**Data listing:**

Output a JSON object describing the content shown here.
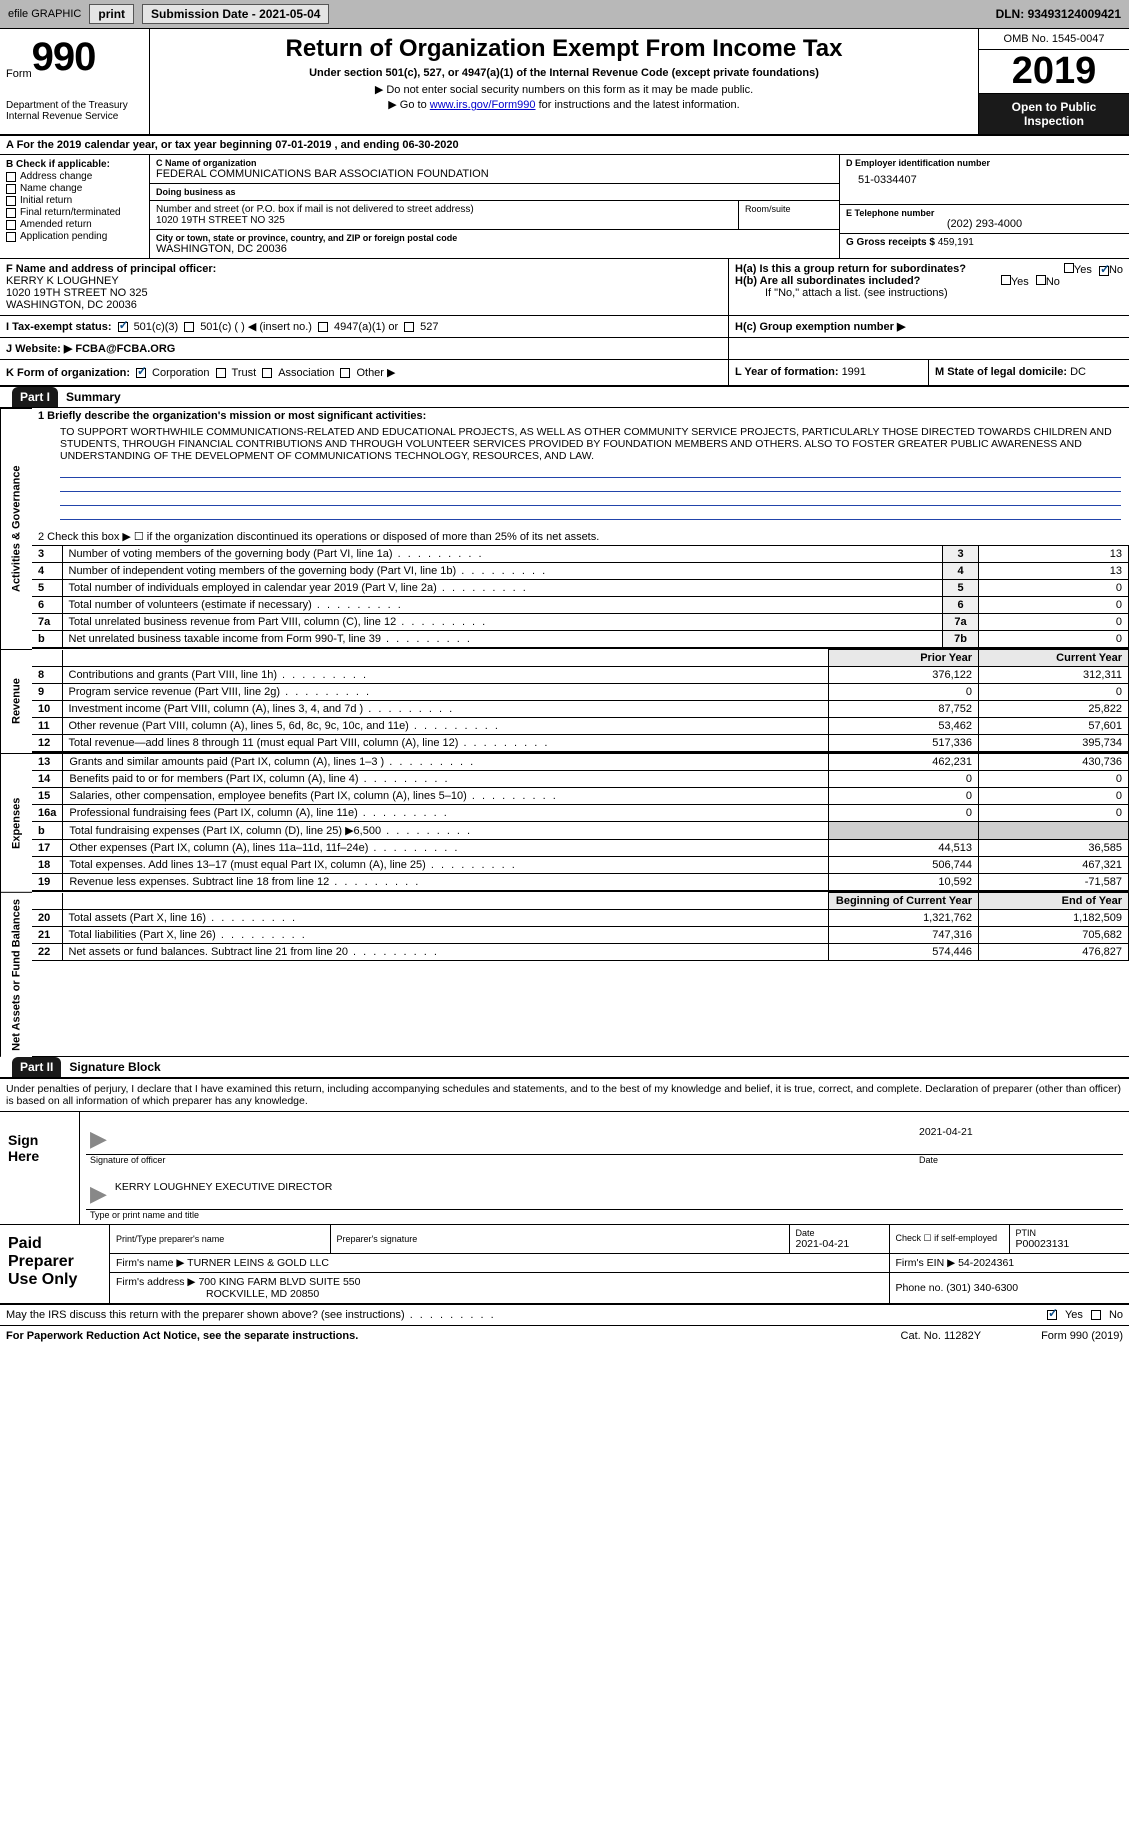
{
  "topbar": {
    "efile": "efile GRAPHIC",
    "print": "print",
    "sub_date_label": "Submission Date - ",
    "sub_date": "2021-05-04",
    "dln_label": "DLN: ",
    "dln": "93493124009421"
  },
  "head": {
    "form_word": "Form",
    "form_num": "990",
    "dept": "Department of the Treasury\nInternal Revenue Service",
    "title": "Return of Organization Exempt From Income Tax",
    "subtitle": "Under section 501(c), 527, or 4947(a)(1) of the Internal Revenue Code (except private foundations)",
    "arrow1": "▶ Do not enter social security numbers on this form as it may be made public.",
    "arrow2_pre": "▶ Go to ",
    "arrow2_link": "www.irs.gov/Form990",
    "arrow2_post": " for instructions and the latest information.",
    "omb": "OMB No. 1545-0047",
    "year": "2019",
    "open": "Open to Public Inspection"
  },
  "row_a": "A For the 2019 calendar year, or tax year beginning 07-01-2019   , and ending 06-30-2020",
  "b": {
    "hdr": "B Check if applicable:",
    "items": [
      "Address change",
      "Name change",
      "Initial return",
      "Final return/terminated",
      "Amended return",
      "Application pending"
    ]
  },
  "c": {
    "name_lbl": "C Name of organization",
    "name": "FEDERAL COMMUNICATIONS BAR ASSOCIATION FOUNDATION",
    "dba_lbl": "Doing business as",
    "dba": "",
    "addr_lbl": "Number and street (or P.O. box if mail is not delivered to street address)",
    "addr": "1020 19TH STREET NO 325",
    "room_lbl": "Room/suite",
    "city_lbl": "City or town, state or province, country, and ZIP or foreign postal code",
    "city": "WASHINGTON, DC  20036"
  },
  "d": {
    "lbl": "D Employer identification number",
    "val": "51-0334407"
  },
  "e": {
    "lbl": "E Telephone number",
    "val": "(202) 293-4000"
  },
  "g": {
    "lbl": "G Gross receipts $ ",
    "val": "459,191"
  },
  "f": {
    "lbl": "F  Name and address of principal officer:",
    "name": "KERRY K LOUGHNEY",
    "addr1": "1020 19TH STREET NO 325",
    "addr2": "WASHINGTON, DC  20036"
  },
  "h": {
    "a_lbl": "H(a)  Is this a group return for subordinates?",
    "b_lbl": "H(b)  Are all subordinates included?",
    "b_note": "If \"No,\" attach a list. (see instructions)",
    "c_lbl": "H(c)  Group exemption number ▶",
    "yes": "Yes",
    "no": "No"
  },
  "i": {
    "lbl": "I  Tax-exempt status:",
    "opt1": "501(c)(3)",
    "opt2": "501(c) (   ) ◀ (insert no.)",
    "opt3": "4947(a)(1) or",
    "opt4": "527"
  },
  "j": {
    "lbl": "J  Website: ▶ ",
    "val": "FCBA@FCBA.ORG"
  },
  "k": {
    "lbl": "K Form of organization:",
    "opts": [
      "Corporation",
      "Trust",
      "Association",
      "Other ▶"
    ]
  },
  "l": {
    "lbl": "L Year of formation: ",
    "val": "1991"
  },
  "m": {
    "lbl": "M State of legal domicile: ",
    "val": "DC"
  },
  "parts": {
    "p1": "Part I",
    "p1_title": "Summary",
    "p2": "Part II",
    "p2_title": "Signature Block"
  },
  "sides": {
    "gov": "Activities & Governance",
    "rev": "Revenue",
    "exp": "Expenses",
    "net": "Net Assets or Fund Balances"
  },
  "summary": {
    "line1_lbl": "1  Briefly describe the organization's mission or most significant activities:",
    "mission": "TO SUPPORT WORTHWHILE COMMUNICATIONS-RELATED AND EDUCATIONAL PROJECTS, AS WELL AS OTHER COMMUNITY SERVICE PROJECTS, PARTICULARLY THOSE DIRECTED TOWARDS CHILDREN AND STUDENTS, THROUGH FINANCIAL CONTRIBUTIONS AND THROUGH VOLUNTEER SERVICES PROVIDED BY FOUNDATION MEMBERS AND OTHERS. ALSO TO FOSTER GREATER PUBLIC AWARENESS AND UNDERSTANDING OF THE DEVELOPMENT OF COMMUNICATIONS TECHNOLOGY, RESOURCES, AND LAW.",
    "line2": "2  Check this box ▶ ☐  if the organization discontinued its operations or disposed of more than 25% of its net assets.",
    "rows_gov": [
      {
        "n": "3",
        "desc": "Number of voting members of the governing body (Part VI, line 1a)",
        "box": "3",
        "val": "13"
      },
      {
        "n": "4",
        "desc": "Number of independent voting members of the governing body (Part VI, line 1b)",
        "box": "4",
        "val": "13"
      },
      {
        "n": "5",
        "desc": "Total number of individuals employed in calendar year 2019 (Part V, line 2a)",
        "box": "5",
        "val": "0"
      },
      {
        "n": "6",
        "desc": "Total number of volunteers (estimate if necessary)",
        "box": "6",
        "val": "0"
      },
      {
        "n": "7a",
        "desc": "Total unrelated business revenue from Part VIII, column (C), line 12",
        "box": "7a",
        "val": "0"
      },
      {
        "n": "b",
        "desc": "Net unrelated business taxable income from Form 990-T, line 39",
        "box": "7b",
        "val": "0"
      }
    ],
    "col_headers": {
      "py": "Prior Year",
      "cy": "Current Year"
    },
    "rows_rev": [
      {
        "n": "8",
        "desc": "Contributions and grants (Part VIII, line 1h)",
        "py": "376,122",
        "cy": "312,311"
      },
      {
        "n": "9",
        "desc": "Program service revenue (Part VIII, line 2g)",
        "py": "0",
        "cy": "0"
      },
      {
        "n": "10",
        "desc": "Investment income (Part VIII, column (A), lines 3, 4, and 7d )",
        "py": "87,752",
        "cy": "25,822"
      },
      {
        "n": "11",
        "desc": "Other revenue (Part VIII, column (A), lines 5, 6d, 8c, 9c, 10c, and 11e)",
        "py": "53,462",
        "cy": "57,601"
      },
      {
        "n": "12",
        "desc": "Total revenue—add lines 8 through 11 (must equal Part VIII, column (A), line 12)",
        "py": "517,336",
        "cy": "395,734"
      }
    ],
    "rows_exp": [
      {
        "n": "13",
        "desc": "Grants and similar amounts paid (Part IX, column (A), lines 1–3 )",
        "py": "462,231",
        "cy": "430,736"
      },
      {
        "n": "14",
        "desc": "Benefits paid to or for members (Part IX, column (A), line 4)",
        "py": "0",
        "cy": "0"
      },
      {
        "n": "15",
        "desc": "Salaries, other compensation, employee benefits (Part IX, column (A), lines 5–10)",
        "py": "0",
        "cy": "0"
      },
      {
        "n": "16a",
        "desc": "Professional fundraising fees (Part IX, column (A), line 11e)",
        "py": "0",
        "cy": "0"
      },
      {
        "n": "b",
        "desc": "Total fundraising expenses (Part IX, column (D), line 25) ▶6,500",
        "py": "",
        "cy": ""
      },
      {
        "n": "17",
        "desc": "Other expenses (Part IX, column (A), lines 11a–11d, 11f–24e)",
        "py": "44,513",
        "cy": "36,585"
      },
      {
        "n": "18",
        "desc": "Total expenses. Add lines 13–17 (must equal Part IX, column (A), line 25)",
        "py": "506,744",
        "cy": "467,321"
      },
      {
        "n": "19",
        "desc": "Revenue less expenses. Subtract line 18 from line 12",
        "py": "10,592",
        "cy": "-71,587"
      }
    ],
    "net_headers": {
      "py": "Beginning of Current Year",
      "cy": "End of Year"
    },
    "rows_net": [
      {
        "n": "20",
        "desc": "Total assets (Part X, line 16)",
        "py": "1,321,762",
        "cy": "1,182,509"
      },
      {
        "n": "21",
        "desc": "Total liabilities (Part X, line 26)",
        "py": "747,316",
        "cy": "705,682"
      },
      {
        "n": "22",
        "desc": "Net assets or fund balances. Subtract line 21 from line 20",
        "py": "574,446",
        "cy": "476,827"
      }
    ]
  },
  "sig": {
    "intro": "Under penalties of perjury, I declare that I have examined this return, including accompanying schedules and statements, and to the best of my knowledge and belief, it is true, correct, and complete. Declaration of preparer (other than officer) is based on all information of which preparer has any knowledge.",
    "sign_here": "Sign Here",
    "sig_officer_lbl": "Signature of officer",
    "sig_date": "2021-04-21",
    "date_lbl": "Date",
    "name_title": "KERRY LOUGHNEY EXECUTIVE DIRECTOR",
    "name_title_lbl": "Type or print name and title",
    "paid": "Paid Preparer Use Only",
    "prep_name_lbl": "Print/Type preparer's name",
    "prep_sig_lbl": "Preparer's signature",
    "prep_date_lbl": "Date",
    "prep_date": "2021-04-21",
    "self_emp": "Check ☐ if self-employed",
    "ptin_lbl": "PTIN",
    "ptin": "P00023131",
    "firm_name_lbl": "Firm's name    ▶ ",
    "firm_name": "TURNER LEINS & GOLD LLC",
    "firm_ein_lbl": "Firm's EIN ▶ ",
    "firm_ein": "54-2024361",
    "firm_addr_lbl": "Firm's address ▶ ",
    "firm_addr": "700 KING FARM BLVD SUITE 550",
    "firm_city": "ROCKVILLE, MD  20850",
    "phone_lbl": "Phone no. ",
    "phone": "(301) 340-6300"
  },
  "footer": {
    "discuss": "May the IRS discuss this return with the preparer shown above? (see instructions)",
    "yes": "Yes",
    "no": "No",
    "pra": "For Paperwork Reduction Act Notice, see the separate instructions.",
    "cat": "Cat. No. 11282Y",
    "form": "Form 990 (2019)"
  },
  "colors": {
    "topbar_bg": "#b8b8b8",
    "dark": "#1a1a1a",
    "link": "#0000cc",
    "check": "#0d4f8b",
    "blueline": "#2244aa"
  }
}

**Work to complete:**
Copy the lines from the entries above in which the word "LOUGHNEY" appears.

**Final result:**
    "name": "KERRY K LOUGHNEY",
    "name_title": "KERRY LOUGHNEY EXECUTIVE DIRECTOR",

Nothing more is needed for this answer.